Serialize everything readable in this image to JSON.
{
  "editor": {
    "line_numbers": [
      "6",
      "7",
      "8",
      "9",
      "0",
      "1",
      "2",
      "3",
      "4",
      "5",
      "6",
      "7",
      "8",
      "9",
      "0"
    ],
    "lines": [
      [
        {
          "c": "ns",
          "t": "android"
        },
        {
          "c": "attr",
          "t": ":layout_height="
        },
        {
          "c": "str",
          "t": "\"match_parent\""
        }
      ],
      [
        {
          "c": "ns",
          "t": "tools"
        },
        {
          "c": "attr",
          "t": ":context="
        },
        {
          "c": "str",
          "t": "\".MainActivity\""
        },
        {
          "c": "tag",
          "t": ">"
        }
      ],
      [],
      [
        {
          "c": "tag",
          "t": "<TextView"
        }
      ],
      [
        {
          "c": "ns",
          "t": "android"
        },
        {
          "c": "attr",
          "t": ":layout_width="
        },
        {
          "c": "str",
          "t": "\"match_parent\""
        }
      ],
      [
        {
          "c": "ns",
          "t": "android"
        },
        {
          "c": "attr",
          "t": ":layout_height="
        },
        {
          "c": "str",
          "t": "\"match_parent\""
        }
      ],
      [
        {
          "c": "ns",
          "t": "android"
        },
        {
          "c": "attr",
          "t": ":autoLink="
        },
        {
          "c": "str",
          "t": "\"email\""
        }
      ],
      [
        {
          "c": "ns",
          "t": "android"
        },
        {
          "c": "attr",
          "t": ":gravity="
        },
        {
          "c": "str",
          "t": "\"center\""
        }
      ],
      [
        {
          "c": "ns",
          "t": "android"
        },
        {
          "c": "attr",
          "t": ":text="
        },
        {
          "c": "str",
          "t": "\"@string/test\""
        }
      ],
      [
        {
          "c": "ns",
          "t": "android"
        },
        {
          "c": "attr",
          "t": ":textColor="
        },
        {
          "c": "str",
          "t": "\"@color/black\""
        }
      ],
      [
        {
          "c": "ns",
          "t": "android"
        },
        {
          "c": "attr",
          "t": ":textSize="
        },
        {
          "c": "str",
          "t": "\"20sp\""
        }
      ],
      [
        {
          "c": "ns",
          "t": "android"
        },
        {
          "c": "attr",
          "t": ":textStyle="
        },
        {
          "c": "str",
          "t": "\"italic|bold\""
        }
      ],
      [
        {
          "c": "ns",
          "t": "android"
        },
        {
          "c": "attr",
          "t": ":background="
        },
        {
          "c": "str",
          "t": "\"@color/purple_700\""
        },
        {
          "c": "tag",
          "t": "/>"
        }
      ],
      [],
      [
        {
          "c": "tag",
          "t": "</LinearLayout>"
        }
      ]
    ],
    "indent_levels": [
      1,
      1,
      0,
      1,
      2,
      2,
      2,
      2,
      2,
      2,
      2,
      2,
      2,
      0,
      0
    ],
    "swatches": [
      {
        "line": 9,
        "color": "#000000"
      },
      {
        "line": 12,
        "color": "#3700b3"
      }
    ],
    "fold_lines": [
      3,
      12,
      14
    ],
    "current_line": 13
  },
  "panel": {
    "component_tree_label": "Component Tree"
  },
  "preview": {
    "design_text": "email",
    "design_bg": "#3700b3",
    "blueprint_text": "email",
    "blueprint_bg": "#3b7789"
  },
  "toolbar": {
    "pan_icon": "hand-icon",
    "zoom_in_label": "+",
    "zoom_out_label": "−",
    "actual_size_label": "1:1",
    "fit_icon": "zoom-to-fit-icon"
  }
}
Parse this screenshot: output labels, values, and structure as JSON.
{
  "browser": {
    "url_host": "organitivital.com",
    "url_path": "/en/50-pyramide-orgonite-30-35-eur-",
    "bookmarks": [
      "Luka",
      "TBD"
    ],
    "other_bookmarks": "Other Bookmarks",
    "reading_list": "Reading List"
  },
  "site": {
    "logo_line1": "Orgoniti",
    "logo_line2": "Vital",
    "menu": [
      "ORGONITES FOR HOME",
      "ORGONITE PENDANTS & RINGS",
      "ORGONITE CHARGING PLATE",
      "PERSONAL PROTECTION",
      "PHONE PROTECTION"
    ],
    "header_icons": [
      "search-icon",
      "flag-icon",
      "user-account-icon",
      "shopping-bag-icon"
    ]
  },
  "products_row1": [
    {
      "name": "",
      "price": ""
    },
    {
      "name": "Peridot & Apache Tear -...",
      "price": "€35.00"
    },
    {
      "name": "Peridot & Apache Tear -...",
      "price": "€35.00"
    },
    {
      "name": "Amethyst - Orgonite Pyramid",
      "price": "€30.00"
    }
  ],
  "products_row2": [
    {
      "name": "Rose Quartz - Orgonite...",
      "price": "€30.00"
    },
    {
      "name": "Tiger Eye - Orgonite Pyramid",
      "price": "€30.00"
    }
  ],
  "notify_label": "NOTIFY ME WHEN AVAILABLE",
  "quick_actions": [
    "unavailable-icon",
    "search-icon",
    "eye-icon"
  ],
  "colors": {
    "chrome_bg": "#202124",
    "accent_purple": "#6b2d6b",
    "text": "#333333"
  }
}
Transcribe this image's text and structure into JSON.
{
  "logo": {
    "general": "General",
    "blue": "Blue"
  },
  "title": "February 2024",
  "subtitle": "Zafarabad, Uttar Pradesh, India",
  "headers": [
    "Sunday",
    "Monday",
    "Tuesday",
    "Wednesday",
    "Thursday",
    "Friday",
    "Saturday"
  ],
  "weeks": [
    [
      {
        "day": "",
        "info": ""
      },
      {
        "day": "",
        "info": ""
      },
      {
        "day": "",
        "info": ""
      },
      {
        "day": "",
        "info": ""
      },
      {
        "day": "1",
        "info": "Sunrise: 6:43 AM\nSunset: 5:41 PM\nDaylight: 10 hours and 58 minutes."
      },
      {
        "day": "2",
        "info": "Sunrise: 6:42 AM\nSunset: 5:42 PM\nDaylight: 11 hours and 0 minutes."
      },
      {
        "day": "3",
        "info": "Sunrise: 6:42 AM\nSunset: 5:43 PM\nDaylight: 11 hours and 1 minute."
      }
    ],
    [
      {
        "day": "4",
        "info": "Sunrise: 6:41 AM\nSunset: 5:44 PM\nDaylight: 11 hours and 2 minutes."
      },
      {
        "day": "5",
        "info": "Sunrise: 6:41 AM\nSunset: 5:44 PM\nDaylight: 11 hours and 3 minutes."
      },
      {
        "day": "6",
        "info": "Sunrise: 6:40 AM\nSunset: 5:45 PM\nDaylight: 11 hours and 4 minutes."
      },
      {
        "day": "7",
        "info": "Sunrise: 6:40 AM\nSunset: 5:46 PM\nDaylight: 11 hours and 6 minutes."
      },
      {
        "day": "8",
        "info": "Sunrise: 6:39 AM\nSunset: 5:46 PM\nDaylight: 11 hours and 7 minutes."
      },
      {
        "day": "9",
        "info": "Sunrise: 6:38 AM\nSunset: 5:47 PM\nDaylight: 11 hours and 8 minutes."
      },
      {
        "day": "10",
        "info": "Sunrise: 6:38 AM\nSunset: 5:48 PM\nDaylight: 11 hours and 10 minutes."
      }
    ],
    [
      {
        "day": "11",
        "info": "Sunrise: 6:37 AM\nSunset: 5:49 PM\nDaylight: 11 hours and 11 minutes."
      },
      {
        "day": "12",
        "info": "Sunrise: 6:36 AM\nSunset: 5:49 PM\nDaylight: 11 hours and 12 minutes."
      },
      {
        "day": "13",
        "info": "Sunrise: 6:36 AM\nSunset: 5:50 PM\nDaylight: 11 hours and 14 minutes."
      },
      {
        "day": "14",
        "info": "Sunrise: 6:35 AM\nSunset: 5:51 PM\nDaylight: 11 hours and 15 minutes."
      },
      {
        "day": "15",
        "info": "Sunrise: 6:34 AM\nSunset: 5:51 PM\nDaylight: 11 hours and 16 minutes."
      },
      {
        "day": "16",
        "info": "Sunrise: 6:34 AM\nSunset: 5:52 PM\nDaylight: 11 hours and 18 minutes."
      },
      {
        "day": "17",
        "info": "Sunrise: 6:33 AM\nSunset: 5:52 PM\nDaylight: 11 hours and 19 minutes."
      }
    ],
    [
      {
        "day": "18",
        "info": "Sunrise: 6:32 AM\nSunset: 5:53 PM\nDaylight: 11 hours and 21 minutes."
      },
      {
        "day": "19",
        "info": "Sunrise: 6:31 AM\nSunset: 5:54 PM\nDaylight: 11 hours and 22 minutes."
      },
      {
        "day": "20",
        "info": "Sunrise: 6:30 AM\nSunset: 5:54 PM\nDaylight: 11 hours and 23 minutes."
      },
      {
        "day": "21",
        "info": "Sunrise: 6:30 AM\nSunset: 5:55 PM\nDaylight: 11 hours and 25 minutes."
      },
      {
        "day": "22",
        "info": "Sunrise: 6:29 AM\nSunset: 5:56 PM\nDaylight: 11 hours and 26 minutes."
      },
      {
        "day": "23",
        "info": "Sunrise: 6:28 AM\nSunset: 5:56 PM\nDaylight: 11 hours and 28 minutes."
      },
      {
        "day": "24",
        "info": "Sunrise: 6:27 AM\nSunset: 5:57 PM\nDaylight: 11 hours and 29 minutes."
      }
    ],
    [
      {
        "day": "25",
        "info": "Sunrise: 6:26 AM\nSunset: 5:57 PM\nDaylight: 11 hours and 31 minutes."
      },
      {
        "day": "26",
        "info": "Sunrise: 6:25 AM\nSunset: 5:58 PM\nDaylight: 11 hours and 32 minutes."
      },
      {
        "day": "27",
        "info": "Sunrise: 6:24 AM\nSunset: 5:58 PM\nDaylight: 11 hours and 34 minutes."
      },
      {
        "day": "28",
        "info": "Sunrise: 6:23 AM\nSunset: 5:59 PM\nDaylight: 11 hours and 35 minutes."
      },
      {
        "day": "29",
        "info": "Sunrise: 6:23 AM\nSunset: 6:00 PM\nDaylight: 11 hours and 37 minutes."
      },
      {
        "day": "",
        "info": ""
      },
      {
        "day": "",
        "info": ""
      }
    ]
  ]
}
________
### Prompt
Go through the preceding material and copy each line that has the word "name".

### Written answer
      "name": "",
      "name": "Peridot & Apache Tear -...",
      "name": "Peridot & Apache Tear -...",
      "name": "Amethyst - Orgonite Pyramid",
      "name": "Rose Quartz - Orgonite...",
      "name": "Tiger Eye - Orgonite Pyramid",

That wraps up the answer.